#### Supplied records:
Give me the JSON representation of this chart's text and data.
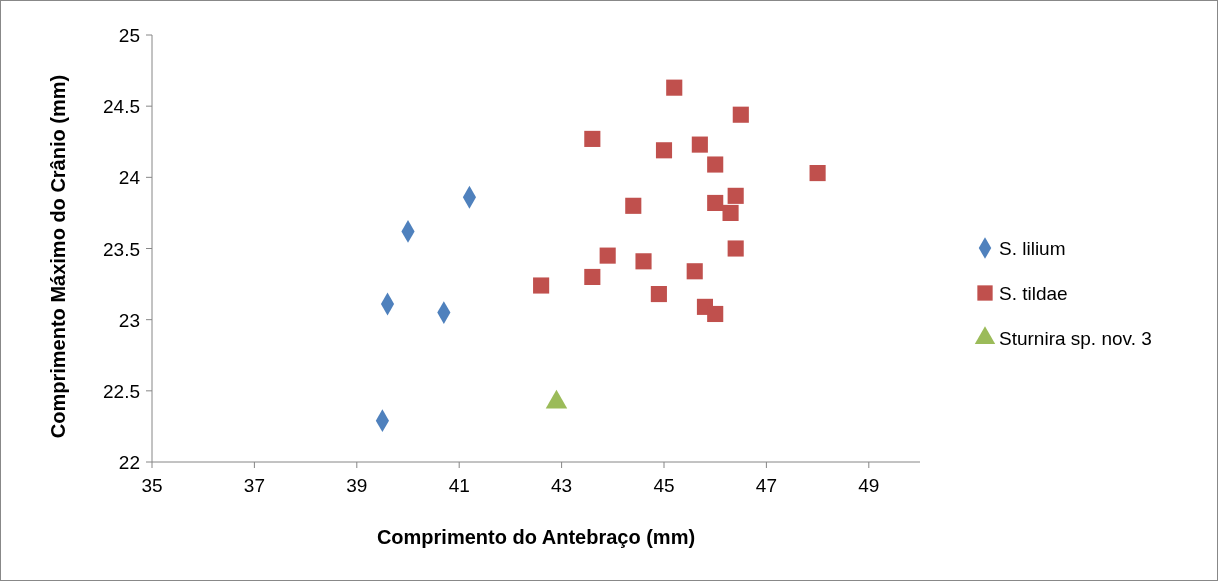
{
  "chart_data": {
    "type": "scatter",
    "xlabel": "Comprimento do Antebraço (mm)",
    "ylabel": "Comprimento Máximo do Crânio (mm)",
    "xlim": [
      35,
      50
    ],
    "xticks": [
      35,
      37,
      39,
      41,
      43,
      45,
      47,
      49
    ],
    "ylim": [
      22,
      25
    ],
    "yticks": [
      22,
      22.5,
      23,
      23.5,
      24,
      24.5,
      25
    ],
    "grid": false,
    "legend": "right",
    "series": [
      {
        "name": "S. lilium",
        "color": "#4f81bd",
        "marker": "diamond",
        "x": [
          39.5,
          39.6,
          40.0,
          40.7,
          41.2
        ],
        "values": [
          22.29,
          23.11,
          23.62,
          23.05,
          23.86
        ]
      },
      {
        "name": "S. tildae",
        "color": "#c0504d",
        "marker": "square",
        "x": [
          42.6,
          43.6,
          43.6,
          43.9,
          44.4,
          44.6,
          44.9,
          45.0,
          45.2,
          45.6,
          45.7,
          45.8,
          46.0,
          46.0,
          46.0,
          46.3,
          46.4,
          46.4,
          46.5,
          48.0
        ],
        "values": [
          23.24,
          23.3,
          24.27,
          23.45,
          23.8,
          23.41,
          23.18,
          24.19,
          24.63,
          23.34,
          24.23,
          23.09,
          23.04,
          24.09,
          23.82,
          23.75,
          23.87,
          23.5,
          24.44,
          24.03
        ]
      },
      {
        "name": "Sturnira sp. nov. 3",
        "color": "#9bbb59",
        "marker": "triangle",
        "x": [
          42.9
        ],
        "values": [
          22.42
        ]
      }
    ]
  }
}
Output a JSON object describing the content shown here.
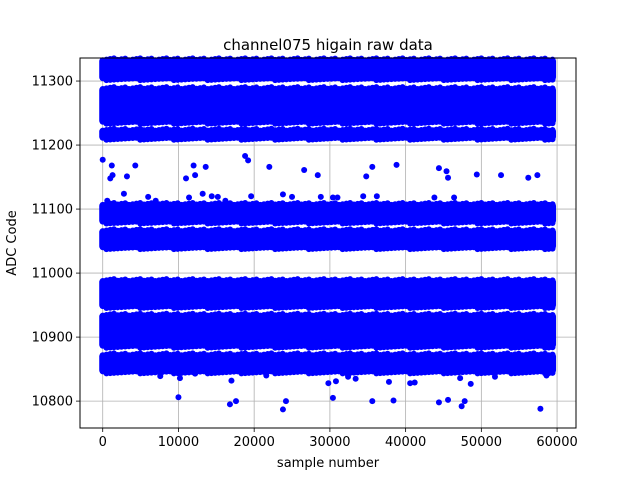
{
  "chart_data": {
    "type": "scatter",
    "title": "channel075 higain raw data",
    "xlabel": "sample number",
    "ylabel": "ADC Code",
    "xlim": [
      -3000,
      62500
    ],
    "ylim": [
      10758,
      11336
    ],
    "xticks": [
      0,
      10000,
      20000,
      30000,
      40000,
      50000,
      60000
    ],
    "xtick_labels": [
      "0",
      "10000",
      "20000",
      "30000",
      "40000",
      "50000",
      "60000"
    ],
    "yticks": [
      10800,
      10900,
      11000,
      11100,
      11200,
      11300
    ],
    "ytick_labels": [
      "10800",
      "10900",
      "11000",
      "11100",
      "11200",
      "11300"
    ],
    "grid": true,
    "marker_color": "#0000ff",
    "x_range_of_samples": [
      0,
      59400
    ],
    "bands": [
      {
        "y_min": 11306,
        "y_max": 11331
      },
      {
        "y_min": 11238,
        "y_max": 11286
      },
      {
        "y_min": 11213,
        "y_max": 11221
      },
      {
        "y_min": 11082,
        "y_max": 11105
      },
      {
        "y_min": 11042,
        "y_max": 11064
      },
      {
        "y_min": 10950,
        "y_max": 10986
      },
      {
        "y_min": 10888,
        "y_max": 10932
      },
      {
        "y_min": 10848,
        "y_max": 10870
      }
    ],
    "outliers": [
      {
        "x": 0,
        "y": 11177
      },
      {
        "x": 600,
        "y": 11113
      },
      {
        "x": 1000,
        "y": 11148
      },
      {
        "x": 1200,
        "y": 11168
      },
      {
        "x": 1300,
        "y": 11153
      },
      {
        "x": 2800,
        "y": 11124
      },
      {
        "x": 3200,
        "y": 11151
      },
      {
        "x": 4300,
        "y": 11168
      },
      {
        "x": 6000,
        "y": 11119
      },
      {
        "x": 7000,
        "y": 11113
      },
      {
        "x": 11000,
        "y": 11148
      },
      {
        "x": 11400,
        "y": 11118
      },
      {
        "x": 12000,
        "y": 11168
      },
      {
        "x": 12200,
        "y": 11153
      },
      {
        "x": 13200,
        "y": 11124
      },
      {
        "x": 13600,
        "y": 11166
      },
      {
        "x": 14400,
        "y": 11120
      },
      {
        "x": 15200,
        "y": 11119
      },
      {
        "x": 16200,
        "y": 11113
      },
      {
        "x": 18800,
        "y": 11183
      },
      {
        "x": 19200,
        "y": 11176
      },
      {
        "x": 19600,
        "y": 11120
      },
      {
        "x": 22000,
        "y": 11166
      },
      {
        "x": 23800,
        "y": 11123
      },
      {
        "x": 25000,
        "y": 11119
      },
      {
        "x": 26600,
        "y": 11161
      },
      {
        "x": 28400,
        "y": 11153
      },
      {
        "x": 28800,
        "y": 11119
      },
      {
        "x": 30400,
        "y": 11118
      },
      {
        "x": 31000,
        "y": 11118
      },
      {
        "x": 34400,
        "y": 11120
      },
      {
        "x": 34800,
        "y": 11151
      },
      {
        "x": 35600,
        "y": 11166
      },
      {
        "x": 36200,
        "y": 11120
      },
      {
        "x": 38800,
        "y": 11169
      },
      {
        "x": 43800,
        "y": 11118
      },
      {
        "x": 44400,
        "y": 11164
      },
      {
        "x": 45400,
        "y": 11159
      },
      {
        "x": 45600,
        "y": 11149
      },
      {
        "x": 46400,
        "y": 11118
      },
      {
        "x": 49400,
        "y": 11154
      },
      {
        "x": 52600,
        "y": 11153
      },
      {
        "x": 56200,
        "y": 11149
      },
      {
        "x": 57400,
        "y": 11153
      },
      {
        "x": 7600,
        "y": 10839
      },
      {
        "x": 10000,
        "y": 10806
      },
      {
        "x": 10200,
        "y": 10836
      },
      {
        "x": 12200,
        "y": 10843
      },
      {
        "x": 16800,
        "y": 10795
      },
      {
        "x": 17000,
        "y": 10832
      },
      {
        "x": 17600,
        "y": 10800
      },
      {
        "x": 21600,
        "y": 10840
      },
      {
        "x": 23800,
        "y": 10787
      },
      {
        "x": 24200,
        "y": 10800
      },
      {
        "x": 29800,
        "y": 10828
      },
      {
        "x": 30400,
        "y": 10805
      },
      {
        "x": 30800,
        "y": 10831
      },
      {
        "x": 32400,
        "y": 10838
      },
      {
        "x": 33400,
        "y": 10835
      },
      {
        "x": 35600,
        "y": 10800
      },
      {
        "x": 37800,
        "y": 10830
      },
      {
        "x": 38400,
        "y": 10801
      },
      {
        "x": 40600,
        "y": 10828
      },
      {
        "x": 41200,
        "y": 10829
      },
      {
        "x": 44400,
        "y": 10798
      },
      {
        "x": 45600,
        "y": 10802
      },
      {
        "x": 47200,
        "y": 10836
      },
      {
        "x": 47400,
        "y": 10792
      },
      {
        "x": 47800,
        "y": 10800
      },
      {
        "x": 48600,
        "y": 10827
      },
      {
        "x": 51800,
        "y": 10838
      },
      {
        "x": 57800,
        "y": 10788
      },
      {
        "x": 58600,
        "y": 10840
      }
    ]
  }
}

#### Set task:
Pick out and copy the lines of the material that include the word "name".

#### Solution to the problem:
        "name": "S. lilium",
        "name": "S. tildae",
        "name": "Sturnira sp. nov. 3",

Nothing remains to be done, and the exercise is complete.